KORTE OPDRACHT A =
Noem alle stemmingen die de journaaltekst opsomt bij de stemming van de afgelopen dagen.
KORTE OPDRACHT B =
Waarover spreekt volgens de journaaltekst een juffrouw op de radio vóór Chamberlains oorlogsverklaring?
KORTE OPDRACHT C =
Herhaal het stuk uit de journaaltekst dat begint bij "Dag oorlogsverklaring. Voor" en eindigt bij "te leven verdwenen.".

PAGINA =
#####

• Menno ter Braak (1902-1940) was een Nederlandse schrijver. Na de Duitse inval in Polen (1 september 1939) hield hij een maand lang een journaal bij.
Den Haag, 3 Sept.
Dag oorlogsverklaring. Voor het eerst in mijn leven voel ik neiging om een journaal te gaan houden. Iedere lust tot definitief styleren ontbreekt sedert het begin van de chantage met Polen, die Hitler heeft ondernomen. Zelfs geen lust in schrijven; typen is minder ‘litterair’.
Stemming in de afgelopen dagen: wisselend van uur tot uur. Angst, onverschilligheid, woede, beschaming. Eén gevoel alles overheersend: te blijven leven tot Hitler hangt. Dit zonder enig bijgevoel van wraakzucht. Ik haat dat individu niet, ik veracht het niet eens, maar het moet worden uitgeroeid. Daarna kan men verder zien. Mijn enige geloof, tot dusverre volkomen irrationeel: dat zulks gebeuren gaat, hoe dan ook. Als dit geloof gaat ontbreken, is ook de laatste reden om te leven verdwenen.
Gevoel van beschaming, vooral over afgelopen zes jaar. Zoals v.L. zei: de lafheid van degenen, die het deze zes jaar lang niet gewaagd hebben tegen Hitler in te denken. Alle andere lafheid (angst voor bommen etc.) acht ik vergeeflijk en normaal; deze lafheid kost Europa bloed. Volslagen gemis aan fantasie bij de gemiddelde man om te begrijpen, dat een land door misdadigers en psychopathen kan worden geregeerd. De man, die aan het bewind is, is een ‘heer’: oude slavenmentaliteit, de mindere standen erkennen de regeerder als ‘heer’, ook als hij de duidelijkste contra-indicaties vertoont.
Radio: vóór het moment, dat misschien voor jaren over het lot van Europa beslist, Chamberlains oorlogsverklaring hedenmorgen, spreekt een juffrouw over groente in blik en draait men een stuk opera af. Terwijl Ch. spreekt, op andere stations concert. De hele chaos van de ‘publieke opinie’ in dit symbool van onze middenstandscultuur. Nieuwsgierig, hoe zich deze radio-chaos zal ontwikkelen, op ‘oorlogseconomie’ zal worden overgeschakeld. Concerten gedurende bombardementen? Waarom niet? Het leven moet toch zijn normale gang gaan. Gisteren bij Oscar Wilde zelfs al even dat gevoel: men moet zo snel mogelijk afstompen tegen oorlogsmisdaden en ondertussen zijn ‘humaan’ gevoel oppotten, niet verkwisten, voor de nood aan de man is. De vraag blijft, of dit mogelijk is.

#####

(Items met gelabelde gebieden)
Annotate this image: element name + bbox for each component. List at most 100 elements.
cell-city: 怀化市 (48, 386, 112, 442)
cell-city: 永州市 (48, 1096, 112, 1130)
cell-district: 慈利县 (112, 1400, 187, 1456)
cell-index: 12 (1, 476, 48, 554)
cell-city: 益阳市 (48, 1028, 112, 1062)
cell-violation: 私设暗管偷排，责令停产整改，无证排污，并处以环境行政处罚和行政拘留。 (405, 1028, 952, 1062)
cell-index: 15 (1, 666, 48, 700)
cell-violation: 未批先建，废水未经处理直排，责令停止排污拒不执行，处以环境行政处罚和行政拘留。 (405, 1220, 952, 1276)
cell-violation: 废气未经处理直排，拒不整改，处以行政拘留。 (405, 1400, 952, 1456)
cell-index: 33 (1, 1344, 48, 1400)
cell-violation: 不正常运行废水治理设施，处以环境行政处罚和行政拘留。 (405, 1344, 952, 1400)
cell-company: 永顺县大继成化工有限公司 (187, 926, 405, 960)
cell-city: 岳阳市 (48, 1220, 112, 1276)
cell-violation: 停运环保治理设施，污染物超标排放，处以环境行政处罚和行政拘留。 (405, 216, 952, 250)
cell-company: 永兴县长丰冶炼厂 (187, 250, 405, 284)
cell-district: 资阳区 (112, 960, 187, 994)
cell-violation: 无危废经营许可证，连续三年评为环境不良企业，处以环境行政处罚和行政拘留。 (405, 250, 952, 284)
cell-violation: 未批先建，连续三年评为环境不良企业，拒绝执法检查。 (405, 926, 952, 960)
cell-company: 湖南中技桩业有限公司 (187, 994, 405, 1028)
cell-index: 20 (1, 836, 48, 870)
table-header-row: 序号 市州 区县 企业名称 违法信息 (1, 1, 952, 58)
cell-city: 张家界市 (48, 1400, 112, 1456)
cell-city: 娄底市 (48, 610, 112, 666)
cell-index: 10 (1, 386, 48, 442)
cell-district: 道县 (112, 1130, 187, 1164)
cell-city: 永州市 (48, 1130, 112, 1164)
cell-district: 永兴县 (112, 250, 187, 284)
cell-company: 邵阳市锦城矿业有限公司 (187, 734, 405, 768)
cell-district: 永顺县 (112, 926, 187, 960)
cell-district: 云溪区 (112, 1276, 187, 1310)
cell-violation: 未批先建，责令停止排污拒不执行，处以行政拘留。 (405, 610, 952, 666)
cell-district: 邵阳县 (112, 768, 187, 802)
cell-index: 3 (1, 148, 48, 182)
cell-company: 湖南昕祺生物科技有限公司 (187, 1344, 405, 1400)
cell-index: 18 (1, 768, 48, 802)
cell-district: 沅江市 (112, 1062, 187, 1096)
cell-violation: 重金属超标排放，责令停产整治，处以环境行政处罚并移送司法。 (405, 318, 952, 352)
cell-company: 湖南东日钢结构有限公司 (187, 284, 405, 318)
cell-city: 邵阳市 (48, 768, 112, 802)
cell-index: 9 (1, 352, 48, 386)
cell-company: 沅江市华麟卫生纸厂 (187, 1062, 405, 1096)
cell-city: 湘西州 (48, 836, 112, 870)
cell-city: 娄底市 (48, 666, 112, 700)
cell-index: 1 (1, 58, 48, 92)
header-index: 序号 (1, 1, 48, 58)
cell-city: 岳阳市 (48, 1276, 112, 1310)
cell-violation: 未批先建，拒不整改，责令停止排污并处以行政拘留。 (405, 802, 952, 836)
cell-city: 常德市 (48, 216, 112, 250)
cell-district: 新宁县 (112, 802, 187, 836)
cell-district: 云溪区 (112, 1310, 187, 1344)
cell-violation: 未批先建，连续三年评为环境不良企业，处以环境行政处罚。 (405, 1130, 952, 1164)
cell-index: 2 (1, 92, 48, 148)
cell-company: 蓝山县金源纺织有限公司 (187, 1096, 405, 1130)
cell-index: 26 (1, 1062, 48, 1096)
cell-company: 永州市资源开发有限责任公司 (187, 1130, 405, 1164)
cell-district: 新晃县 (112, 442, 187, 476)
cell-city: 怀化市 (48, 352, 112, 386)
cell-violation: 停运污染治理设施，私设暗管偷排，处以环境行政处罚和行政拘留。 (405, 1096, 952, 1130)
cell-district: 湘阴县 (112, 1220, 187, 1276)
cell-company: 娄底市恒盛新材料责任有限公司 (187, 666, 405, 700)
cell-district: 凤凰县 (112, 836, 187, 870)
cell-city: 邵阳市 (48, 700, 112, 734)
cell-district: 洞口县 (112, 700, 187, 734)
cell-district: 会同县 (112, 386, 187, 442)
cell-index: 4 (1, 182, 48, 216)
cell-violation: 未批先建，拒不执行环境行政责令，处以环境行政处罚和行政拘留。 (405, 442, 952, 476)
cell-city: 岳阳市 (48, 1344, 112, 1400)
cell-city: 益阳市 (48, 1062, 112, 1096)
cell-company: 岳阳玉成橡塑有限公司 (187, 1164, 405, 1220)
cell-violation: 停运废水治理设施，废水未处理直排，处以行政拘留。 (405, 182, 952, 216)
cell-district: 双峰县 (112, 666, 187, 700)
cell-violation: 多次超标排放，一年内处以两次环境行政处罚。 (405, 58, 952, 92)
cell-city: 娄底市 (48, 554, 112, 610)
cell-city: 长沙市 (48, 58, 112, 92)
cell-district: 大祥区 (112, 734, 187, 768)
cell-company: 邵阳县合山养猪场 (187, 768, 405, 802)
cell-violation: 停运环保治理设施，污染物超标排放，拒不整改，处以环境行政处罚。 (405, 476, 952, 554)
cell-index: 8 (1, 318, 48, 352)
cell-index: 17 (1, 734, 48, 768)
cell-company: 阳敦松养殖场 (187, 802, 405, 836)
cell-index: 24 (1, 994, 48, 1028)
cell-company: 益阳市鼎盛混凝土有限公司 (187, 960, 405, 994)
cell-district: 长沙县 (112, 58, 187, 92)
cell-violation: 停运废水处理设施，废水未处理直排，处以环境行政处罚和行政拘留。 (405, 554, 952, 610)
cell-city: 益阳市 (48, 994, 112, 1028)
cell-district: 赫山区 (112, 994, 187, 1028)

#####

EINDANTWOORD A =
Angst, onverschilligheid, woede, beschaming.

EINDANTWOORD B =
Over groente in blik.

EINDANTWOORD C =
Dag oorlogsverklaring. Voor het eerst in mijn leven voel ik neiging om een journaal te gaan houden. Iedere lust tot definitief styleren ontbreekt sedert het begin van de chantage met Polen, die Hitler heeft ondernomen. Zelfs geen lust in schrijven; typen is minder ‘litterair’.
Stemming in de afgelopen dagen: wisselend van uur tot uur. Angst, onverschilligheid, woede, beschaming. Eén gevoel alles overheersend: te blijven leven tot Hitler hangt. Dit zonder enig bijgevoel van wraakzucht. Ik haat dat individu niet, ik veracht het niet eens, maar het moet worden uitgeroeid. Daarna kan men verder zien. Mijn enige geloof, tot dusverre volkomen irrationeel: dat zulks gebeuren gaat, hoe dan ook. Als dit geloof gaat ontbreken, is ook de laatste reden om te leven verdwenen.